(Collected data)
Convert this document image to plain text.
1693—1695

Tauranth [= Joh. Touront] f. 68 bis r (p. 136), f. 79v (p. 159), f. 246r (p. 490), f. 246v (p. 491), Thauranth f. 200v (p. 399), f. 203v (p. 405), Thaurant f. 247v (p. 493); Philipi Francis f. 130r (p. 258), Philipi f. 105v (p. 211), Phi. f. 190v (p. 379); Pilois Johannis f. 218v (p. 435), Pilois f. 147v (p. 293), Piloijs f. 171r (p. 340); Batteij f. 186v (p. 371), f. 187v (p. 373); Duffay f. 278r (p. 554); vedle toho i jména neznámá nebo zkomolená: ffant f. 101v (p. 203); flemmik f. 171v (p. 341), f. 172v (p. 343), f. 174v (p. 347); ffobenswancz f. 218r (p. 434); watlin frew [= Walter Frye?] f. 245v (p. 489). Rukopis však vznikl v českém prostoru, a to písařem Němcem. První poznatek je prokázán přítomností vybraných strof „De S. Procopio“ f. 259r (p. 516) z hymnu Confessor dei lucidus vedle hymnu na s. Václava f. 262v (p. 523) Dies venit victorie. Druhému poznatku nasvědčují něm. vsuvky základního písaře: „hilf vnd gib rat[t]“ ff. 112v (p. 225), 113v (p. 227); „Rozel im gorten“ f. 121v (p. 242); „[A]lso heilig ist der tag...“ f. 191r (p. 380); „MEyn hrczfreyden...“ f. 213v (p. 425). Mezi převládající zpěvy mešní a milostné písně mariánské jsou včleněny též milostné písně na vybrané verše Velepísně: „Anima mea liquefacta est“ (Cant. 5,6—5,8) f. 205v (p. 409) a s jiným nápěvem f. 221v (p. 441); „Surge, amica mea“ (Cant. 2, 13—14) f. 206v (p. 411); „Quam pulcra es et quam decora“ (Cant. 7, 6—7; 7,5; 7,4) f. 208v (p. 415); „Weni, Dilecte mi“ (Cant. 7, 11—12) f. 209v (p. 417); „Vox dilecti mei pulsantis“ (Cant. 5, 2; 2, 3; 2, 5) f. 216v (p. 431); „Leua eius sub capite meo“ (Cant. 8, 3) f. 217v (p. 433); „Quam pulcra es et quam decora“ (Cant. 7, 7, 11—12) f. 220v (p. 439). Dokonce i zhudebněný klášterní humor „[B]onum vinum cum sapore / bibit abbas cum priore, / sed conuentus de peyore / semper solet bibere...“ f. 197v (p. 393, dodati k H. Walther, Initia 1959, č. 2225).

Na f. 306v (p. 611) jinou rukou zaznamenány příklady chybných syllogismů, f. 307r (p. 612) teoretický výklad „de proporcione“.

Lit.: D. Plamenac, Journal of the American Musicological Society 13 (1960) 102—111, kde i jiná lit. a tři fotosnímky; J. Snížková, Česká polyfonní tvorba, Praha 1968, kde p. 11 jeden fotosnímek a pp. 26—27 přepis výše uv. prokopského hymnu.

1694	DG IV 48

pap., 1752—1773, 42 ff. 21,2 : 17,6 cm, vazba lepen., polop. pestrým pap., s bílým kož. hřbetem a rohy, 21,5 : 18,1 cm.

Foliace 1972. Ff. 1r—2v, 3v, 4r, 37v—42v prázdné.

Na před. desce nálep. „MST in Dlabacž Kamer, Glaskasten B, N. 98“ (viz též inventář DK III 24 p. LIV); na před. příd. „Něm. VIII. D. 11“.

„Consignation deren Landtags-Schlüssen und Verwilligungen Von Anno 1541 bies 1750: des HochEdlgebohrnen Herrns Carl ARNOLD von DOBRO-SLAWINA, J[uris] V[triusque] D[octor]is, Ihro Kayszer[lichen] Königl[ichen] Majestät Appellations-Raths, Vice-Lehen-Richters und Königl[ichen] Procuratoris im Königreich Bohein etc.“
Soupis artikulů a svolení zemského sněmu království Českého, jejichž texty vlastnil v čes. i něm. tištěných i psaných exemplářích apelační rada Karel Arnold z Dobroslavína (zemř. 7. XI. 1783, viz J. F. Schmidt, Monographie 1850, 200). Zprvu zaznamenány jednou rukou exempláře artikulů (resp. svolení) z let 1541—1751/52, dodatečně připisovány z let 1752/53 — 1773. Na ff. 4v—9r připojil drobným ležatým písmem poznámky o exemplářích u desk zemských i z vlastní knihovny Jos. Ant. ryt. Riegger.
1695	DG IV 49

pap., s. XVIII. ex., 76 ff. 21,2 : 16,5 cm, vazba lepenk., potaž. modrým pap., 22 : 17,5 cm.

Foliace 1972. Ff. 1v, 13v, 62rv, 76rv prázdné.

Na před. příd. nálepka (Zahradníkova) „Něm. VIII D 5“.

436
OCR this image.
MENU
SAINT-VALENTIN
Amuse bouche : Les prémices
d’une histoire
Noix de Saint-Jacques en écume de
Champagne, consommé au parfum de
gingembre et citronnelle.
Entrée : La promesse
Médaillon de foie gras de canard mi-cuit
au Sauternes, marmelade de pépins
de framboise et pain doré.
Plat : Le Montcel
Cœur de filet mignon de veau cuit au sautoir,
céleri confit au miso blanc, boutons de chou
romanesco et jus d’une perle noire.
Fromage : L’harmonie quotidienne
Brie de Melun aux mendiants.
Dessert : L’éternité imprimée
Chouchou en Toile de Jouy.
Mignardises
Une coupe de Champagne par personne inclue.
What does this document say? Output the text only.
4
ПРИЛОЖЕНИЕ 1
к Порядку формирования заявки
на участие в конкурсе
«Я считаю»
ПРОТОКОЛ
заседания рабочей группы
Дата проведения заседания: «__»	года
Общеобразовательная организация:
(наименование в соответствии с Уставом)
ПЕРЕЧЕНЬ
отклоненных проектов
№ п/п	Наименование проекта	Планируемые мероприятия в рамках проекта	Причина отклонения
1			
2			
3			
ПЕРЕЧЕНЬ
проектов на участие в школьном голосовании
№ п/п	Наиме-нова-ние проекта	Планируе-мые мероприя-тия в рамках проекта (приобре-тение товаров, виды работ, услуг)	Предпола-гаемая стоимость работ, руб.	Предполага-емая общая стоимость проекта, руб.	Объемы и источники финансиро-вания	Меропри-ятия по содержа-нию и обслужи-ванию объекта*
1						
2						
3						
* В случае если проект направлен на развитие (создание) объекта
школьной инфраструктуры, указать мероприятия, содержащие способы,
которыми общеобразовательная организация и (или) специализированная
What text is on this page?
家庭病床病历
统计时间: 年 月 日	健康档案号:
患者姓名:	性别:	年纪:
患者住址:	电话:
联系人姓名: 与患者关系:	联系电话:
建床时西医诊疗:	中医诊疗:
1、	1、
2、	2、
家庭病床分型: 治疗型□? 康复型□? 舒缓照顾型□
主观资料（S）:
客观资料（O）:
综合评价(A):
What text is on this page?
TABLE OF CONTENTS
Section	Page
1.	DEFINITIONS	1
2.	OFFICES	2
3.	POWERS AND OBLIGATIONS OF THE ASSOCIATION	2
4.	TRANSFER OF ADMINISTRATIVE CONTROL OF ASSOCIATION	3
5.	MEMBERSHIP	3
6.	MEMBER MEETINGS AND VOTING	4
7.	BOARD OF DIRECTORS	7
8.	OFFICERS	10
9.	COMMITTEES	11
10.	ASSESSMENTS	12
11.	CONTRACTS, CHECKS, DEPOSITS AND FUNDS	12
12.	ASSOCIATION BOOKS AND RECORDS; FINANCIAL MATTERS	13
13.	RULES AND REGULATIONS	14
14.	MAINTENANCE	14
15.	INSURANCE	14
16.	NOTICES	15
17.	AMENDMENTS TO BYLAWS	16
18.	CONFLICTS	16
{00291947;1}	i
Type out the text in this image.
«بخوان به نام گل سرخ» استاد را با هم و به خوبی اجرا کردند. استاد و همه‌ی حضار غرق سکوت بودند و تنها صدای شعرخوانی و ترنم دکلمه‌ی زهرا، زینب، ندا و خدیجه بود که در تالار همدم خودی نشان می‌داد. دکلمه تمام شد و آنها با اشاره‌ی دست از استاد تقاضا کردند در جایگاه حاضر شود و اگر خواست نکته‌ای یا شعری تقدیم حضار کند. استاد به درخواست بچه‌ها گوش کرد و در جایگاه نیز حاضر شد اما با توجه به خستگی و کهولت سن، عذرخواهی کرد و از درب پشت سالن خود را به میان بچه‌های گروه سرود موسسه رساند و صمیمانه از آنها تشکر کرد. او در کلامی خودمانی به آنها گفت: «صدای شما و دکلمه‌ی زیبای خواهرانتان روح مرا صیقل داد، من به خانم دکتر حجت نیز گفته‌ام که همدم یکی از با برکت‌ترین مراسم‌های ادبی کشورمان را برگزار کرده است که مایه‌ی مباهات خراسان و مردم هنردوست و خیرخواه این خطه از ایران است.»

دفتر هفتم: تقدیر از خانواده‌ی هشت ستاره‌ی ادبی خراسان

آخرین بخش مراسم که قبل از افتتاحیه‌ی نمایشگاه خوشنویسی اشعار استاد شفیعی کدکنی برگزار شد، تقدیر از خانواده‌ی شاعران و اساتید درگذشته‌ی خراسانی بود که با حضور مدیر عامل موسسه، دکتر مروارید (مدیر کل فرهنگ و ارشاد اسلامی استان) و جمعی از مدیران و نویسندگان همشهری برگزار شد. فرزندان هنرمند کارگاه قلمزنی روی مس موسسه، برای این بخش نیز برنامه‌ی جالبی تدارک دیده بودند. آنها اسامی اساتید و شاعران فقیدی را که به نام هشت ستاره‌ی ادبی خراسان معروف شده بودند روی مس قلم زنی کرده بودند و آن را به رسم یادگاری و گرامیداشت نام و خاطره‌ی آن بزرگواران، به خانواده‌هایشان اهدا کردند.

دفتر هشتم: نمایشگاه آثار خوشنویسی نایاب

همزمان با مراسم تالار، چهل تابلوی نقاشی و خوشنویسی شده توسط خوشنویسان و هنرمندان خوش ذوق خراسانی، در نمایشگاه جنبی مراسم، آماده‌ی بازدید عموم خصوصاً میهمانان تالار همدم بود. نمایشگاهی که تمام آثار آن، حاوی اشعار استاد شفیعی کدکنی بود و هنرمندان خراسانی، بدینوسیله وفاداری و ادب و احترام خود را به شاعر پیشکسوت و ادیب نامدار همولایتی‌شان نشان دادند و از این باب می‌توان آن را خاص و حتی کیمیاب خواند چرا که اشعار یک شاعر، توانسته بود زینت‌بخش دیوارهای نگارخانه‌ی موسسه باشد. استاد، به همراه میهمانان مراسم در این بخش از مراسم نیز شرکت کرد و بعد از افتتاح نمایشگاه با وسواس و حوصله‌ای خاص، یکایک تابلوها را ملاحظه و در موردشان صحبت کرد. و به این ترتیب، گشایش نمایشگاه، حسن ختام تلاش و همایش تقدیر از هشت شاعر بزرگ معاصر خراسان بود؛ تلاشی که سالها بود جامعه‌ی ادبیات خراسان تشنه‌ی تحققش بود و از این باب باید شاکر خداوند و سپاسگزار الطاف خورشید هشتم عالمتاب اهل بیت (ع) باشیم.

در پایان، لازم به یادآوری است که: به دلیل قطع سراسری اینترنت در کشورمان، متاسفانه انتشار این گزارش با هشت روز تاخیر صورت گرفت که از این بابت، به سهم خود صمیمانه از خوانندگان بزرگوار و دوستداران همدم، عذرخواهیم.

*TASK*
Select all lines with the word "ASSOCIATION" from the entries above.

*SOLUTION TO THE PROBLEM*
3.	POWERS AND OBLIGATIONS OF THE ASSOCIATION	2
4.	TRANSFER OF ADMINISTRATIVE CONTROL OF ASSOCIATION	3
12.	ASSOCIATION BOOKS AND RECORDS; FINANCIAL MATTERS	13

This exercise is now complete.